— BEGIN RECORDS PROVIDED —

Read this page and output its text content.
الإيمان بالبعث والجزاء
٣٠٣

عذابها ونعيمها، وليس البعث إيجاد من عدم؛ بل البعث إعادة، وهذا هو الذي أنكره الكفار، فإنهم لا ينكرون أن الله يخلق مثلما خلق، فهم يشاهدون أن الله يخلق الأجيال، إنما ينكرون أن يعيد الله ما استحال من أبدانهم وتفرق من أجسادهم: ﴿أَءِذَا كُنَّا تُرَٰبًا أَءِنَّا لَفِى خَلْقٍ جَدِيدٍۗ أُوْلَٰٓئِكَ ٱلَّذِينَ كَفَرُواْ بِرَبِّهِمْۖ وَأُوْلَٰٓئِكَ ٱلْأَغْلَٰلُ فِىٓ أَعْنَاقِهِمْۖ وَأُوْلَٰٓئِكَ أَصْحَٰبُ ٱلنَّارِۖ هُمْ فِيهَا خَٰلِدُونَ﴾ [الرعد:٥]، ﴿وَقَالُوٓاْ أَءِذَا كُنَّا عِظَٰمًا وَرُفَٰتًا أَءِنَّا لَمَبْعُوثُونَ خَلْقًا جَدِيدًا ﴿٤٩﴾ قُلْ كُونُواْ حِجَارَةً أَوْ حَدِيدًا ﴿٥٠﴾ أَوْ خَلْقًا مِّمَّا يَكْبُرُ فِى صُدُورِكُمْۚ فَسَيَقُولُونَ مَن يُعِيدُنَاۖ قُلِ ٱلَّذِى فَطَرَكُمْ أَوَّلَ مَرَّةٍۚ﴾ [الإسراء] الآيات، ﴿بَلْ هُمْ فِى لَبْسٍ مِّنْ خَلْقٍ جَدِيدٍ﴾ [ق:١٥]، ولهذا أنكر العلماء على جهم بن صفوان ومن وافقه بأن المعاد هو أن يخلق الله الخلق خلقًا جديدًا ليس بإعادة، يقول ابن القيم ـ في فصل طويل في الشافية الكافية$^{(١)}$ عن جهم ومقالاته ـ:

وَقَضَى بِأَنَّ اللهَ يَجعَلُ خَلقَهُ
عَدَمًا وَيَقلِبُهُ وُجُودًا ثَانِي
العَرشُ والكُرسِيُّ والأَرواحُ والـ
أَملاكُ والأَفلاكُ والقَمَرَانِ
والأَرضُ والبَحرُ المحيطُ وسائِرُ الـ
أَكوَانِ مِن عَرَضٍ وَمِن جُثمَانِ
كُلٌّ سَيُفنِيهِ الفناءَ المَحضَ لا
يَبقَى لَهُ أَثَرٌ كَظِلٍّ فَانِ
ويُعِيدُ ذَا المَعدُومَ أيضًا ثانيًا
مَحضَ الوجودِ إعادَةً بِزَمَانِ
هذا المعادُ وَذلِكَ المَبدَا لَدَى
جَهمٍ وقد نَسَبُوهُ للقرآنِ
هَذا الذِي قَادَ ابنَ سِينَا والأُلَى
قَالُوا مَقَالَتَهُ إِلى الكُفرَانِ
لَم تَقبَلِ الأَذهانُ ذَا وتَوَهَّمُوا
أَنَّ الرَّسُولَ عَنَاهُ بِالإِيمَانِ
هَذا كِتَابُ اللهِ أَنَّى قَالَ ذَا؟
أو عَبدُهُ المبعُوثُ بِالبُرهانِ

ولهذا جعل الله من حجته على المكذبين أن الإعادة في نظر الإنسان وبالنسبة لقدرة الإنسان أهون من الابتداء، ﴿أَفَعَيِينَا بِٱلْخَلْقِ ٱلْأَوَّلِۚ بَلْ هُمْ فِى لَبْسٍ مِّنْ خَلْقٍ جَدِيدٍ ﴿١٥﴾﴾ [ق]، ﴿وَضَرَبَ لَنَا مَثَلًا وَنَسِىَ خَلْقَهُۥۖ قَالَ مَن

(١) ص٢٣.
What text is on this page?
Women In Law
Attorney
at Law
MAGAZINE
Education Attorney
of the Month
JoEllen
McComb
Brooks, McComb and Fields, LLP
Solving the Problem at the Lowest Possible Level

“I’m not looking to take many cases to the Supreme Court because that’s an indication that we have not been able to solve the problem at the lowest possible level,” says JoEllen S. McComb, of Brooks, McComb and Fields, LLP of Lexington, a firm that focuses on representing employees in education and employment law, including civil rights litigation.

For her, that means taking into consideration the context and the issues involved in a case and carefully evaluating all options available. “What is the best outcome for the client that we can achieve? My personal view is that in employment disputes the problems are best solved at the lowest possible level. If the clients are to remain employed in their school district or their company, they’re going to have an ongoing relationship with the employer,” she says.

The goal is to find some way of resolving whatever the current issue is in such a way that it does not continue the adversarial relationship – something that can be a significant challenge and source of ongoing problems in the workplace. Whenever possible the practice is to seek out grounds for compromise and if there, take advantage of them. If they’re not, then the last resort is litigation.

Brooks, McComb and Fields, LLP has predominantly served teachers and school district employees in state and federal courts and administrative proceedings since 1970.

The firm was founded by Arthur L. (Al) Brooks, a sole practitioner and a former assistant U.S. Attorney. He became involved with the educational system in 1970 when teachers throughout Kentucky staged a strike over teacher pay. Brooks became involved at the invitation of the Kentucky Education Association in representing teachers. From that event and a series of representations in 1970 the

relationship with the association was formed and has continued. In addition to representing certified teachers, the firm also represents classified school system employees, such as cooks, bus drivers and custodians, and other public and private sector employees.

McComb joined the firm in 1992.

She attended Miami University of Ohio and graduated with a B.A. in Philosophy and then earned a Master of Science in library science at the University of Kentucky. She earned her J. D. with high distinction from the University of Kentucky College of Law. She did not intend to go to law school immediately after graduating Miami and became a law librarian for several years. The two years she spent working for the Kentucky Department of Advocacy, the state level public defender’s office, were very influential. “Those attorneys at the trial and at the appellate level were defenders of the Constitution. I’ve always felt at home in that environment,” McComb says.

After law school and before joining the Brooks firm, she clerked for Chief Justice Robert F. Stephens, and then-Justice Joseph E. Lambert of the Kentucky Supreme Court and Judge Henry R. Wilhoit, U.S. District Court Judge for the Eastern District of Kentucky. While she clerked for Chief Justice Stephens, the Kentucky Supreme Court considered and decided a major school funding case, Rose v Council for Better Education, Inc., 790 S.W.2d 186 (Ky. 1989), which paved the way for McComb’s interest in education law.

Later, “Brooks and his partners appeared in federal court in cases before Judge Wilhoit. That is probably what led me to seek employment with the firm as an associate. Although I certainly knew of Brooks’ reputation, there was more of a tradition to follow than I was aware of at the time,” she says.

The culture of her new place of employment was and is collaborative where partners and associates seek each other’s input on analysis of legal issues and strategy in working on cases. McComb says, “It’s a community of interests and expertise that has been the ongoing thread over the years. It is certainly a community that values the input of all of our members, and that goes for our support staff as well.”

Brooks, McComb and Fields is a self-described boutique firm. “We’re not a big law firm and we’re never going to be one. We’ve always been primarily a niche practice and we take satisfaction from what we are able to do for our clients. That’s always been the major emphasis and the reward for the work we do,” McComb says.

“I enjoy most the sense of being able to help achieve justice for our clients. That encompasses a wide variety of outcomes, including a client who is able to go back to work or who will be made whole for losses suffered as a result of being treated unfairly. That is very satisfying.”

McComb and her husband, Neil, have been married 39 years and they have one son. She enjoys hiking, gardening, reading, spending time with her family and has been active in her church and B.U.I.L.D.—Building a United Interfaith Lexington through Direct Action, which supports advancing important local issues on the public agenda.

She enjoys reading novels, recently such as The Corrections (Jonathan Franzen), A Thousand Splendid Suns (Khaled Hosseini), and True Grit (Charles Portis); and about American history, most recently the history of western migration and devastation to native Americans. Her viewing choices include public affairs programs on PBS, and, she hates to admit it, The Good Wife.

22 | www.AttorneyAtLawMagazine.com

— END RECORDS PROVIDED —

WORK TO BE COMPLETED »
Every line in the data that holds "system" should be copied out.

RESULT »
The firm was founded by Arthur L. (Al) Brooks, a sole practitioner and a former assistant U.S. Attorney. He became involved with the educational system in 1970 when teachers throughout Kentucky staged a strike over teacher pay. Brooks became involved at the invitation of the Kentucky Education Association in representing teachers. From that event and a series of representations in 1970 the
relationship with the association was formed and has continued. In addition to representing certified teachers, the firm also represents classified school system employees, such as cooks, bus drivers and custodians, and other public and private sector employees.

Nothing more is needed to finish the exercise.